**Records to use:**
┄┄┄┄┄┄┄┄┄┄┄┄┄┄┄┄┄┄┄┄

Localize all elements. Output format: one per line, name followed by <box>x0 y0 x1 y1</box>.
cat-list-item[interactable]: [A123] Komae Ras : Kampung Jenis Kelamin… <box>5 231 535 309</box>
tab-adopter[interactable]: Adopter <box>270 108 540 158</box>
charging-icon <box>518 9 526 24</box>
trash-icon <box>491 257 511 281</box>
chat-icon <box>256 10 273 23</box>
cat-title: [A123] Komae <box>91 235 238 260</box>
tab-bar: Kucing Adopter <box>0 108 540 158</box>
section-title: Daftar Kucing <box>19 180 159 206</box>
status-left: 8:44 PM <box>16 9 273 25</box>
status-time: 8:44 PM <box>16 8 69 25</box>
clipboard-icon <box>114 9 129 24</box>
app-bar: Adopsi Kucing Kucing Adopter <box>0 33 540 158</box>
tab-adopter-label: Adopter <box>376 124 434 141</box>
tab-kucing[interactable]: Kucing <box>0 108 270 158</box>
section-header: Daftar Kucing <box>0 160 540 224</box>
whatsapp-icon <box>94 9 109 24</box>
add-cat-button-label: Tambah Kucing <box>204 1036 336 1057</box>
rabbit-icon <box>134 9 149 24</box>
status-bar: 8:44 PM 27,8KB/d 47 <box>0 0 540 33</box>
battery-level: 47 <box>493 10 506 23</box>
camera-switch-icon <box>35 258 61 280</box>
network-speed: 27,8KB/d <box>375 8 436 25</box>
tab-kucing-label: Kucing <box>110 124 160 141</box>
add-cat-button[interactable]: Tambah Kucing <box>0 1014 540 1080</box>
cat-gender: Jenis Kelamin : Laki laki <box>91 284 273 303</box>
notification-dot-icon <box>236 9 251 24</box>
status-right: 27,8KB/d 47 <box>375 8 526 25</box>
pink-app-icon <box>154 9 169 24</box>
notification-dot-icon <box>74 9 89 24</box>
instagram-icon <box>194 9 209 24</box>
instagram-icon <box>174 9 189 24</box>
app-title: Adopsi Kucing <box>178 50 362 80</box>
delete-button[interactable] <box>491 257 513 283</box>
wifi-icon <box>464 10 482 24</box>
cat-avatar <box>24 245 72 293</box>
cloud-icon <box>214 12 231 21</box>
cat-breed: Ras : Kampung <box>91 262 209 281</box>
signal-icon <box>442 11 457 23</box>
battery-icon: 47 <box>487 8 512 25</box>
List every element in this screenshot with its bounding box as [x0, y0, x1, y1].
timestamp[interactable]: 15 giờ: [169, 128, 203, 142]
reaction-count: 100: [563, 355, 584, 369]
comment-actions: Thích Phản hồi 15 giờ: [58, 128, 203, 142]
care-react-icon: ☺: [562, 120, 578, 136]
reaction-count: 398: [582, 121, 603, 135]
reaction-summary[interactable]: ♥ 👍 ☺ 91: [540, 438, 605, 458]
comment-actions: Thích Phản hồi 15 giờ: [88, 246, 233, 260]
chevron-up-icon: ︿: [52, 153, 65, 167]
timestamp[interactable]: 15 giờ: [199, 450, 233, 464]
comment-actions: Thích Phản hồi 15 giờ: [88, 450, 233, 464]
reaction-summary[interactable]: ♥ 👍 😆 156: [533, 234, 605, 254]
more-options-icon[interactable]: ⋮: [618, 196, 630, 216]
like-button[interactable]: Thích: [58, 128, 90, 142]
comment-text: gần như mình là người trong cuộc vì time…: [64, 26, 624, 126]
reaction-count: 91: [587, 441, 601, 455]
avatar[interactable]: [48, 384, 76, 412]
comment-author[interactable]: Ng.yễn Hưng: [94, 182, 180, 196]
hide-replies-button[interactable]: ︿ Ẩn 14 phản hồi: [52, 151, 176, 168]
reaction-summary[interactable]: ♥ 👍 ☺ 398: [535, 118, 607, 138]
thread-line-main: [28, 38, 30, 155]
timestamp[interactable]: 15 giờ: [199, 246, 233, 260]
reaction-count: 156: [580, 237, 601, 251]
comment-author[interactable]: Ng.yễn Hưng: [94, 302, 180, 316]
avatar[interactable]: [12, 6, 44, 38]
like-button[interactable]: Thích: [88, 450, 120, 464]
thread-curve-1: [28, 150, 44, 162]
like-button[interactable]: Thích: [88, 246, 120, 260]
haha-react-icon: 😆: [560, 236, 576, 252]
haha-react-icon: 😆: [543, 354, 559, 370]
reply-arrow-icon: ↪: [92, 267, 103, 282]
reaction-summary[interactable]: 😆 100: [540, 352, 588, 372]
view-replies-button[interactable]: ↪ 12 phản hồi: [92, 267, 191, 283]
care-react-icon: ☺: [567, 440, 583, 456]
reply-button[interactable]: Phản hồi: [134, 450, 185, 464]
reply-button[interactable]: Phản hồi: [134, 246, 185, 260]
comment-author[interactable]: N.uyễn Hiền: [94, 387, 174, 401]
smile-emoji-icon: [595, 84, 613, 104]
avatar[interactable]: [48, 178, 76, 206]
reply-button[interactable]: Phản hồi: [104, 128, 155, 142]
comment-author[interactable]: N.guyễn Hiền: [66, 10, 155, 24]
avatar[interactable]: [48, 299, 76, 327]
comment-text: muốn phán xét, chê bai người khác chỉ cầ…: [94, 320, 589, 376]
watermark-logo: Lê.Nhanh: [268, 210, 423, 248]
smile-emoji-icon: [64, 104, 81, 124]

┄┄┄┄┄┄┄┄┄┄┄┄┄┄┄┄┄┄┄┄

**Task brief:**
Reproduce every line of the records above word for word, from the first to the last.

**Response to this exercise:**
Localize all elements. Output format: one per line, name followed by <box>x0 y0 x1 y1</box>.
cat-list-item[interactable]: [A123] Komae Ras : Kampung Jenis Kelamin… <box>5 231 535 309</box>
tab-adopter[interactable]: Adopter <box>270 108 540 158</box>
charging-icon <box>518 9 526 24</box>
trash-icon <box>491 257 511 281</box>
chat-icon <box>256 10 273 23</box>
cat-title: [A123] Komae <box>91 235 238 260</box>
tab-bar: Kucing Adopter <box>0 108 540 158</box>
section-title: Daftar Kucing <box>19 180 159 206</box>
status-left: 8:44 PM <box>16 9 273 25</box>
status-time: 8:44 PM <box>16 8 69 25</box>
clipboard-icon <box>114 9 129 24</box>
app-bar: Adopsi Kucing Kucing Adopter <box>0 33 540 158</box>
tab-adopter-label: Adopter <box>376 124 434 141</box>
tab-kucing[interactable]: Kucing <box>0 108 270 158</box>
section-header: Daftar Kucing <box>0 160 540 224</box>
whatsapp-icon <box>94 9 109 24</box>
add-cat-button-label: Tambah Kucing <box>204 1036 336 1057</box>
rabbit-icon <box>134 9 149 24</box>
status-bar: 8:44 PM 27,8KB/d 47 <box>0 0 540 33</box>
battery-level: 47 <box>493 10 506 23</box>
camera-switch-icon <box>35 258 61 280</box>
network-speed: 27,8KB/d <box>375 8 436 25</box>
tab-kucing-label: Kucing <box>110 124 160 141</box>
add-cat-button[interactable]: Tambah Kucing <box>0 1014 540 1080</box>
cat-gender: Jenis Kelamin : Laki laki <box>91 284 273 303</box>
notification-dot-icon <box>236 9 251 24</box>
status-right: 27,8KB/d 47 <box>375 8 526 25</box>
pink-app-icon <box>154 9 169 24</box>
notification-dot-icon <box>74 9 89 24</box>
instagram-icon <box>194 9 209 24</box>
instagram-icon <box>174 9 189 24</box>
app-title: Adopsi Kucing <box>178 50 362 80</box>
delete-button[interactable] <box>491 257 513 283</box>
wifi-icon <box>464 10 482 24</box>
cat-avatar <box>24 245 72 293</box>
cloud-icon <box>214 12 231 21</box>
cat-breed: Ras : Kampung <box>91 262 209 281</box>
signal-icon <box>442 11 457 23</box>
battery-icon: 47 <box>487 8 512 25</box>
List every element in this screenshot with its bounding box as [x0, y0, x1, y1].
timestamp[interactable]: 15 giờ: [169, 128, 203, 142]
reaction-count: 100: [563, 355, 584, 369]
comment-actions: Thích Phản hồi 15 giờ: [58, 128, 203, 142]
care-react-icon: ☺: [562, 120, 578, 136]
reaction-count: 398: [582, 121, 603, 135]
reaction-summary[interactable]: ♥ 👍 ☺ 91: [540, 438, 605, 458]
comment-actions: Thích Phản hồi 15 giờ: [88, 246, 233, 260]
chevron-up-icon: ︿: [52, 153, 65, 167]
timestamp[interactable]: 15 giờ: [199, 450, 233, 464]
comment-actions: Thích Phản hồi 15 giờ: [88, 450, 233, 464]
reaction-summary[interactable]: ♥ 👍 😆 156: [533, 234, 605, 254]
more-options-icon[interactable]: ⋮: [618, 196, 630, 216]
like-button[interactable]: Thích: [58, 128, 90, 142]
comment-text: gần như mình là người trong cuộc vì time…: [64, 26, 624, 126]
reaction-count: 91: [587, 441, 601, 455]
avatar[interactable]: [48, 384, 76, 412]
comment-author[interactable]: Ng.yễn Hưng: [94, 182, 180, 196]
hide-replies-button[interactable]: ︿ Ẩn 14 phản hồi: [52, 151, 176, 168]
reaction-summary[interactable]: ♥ 👍 ☺ 398: [535, 118, 607, 138]
thread-line-main: [28, 38, 30, 155]
timestamp[interactable]: 15 giờ: [199, 246, 233, 260]
reaction-count: 156: [580, 237, 601, 251]
comment-author[interactable]: Ng.yễn Hưng: [94, 302, 180, 316]
avatar[interactable]: [12, 6, 44, 38]
like-button[interactable]: Thích: [88, 450, 120, 464]
thread-curve-1: [28, 150, 44, 162]
like-button[interactable]: Thích: [88, 246, 120, 260]
haha-react-icon: 😆: [560, 236, 576, 252]
haha-react-icon: 😆: [543, 354, 559, 370]
reply-arrow-icon: ↪: [92, 267, 103, 282]
reaction-summary[interactable]: 😆 100: [540, 352, 588, 372]
view-replies-button[interactable]: ↪ 12 phản hồi: [92, 267, 191, 283]
care-react-icon: ☺: [567, 440, 583, 456]
reply-button[interactable]: Phản hồi: [134, 450, 185, 464]
reply-button[interactable]: Phản hồi: [134, 246, 185, 260]
comment-author[interactable]: N.uyễn Hiền: [94, 387, 174, 401]
smile-emoji-icon: [595, 84, 613, 104]
avatar[interactable]: [48, 178, 76, 206]
reply-button[interactable]: Phản hồi: [104, 128, 155, 142]
comment-author[interactable]: N.guyễn Hiền: [66, 10, 155, 24]
avatar[interactable]: [48, 299, 76, 327]
comment-text: muốn phán xét, chê bai người khác chỉ cầ…: [94, 320, 589, 376]
watermark-logo: Lê.Nhanh: [268, 210, 423, 248]
smile-emoji-icon: [64, 104, 81, 124]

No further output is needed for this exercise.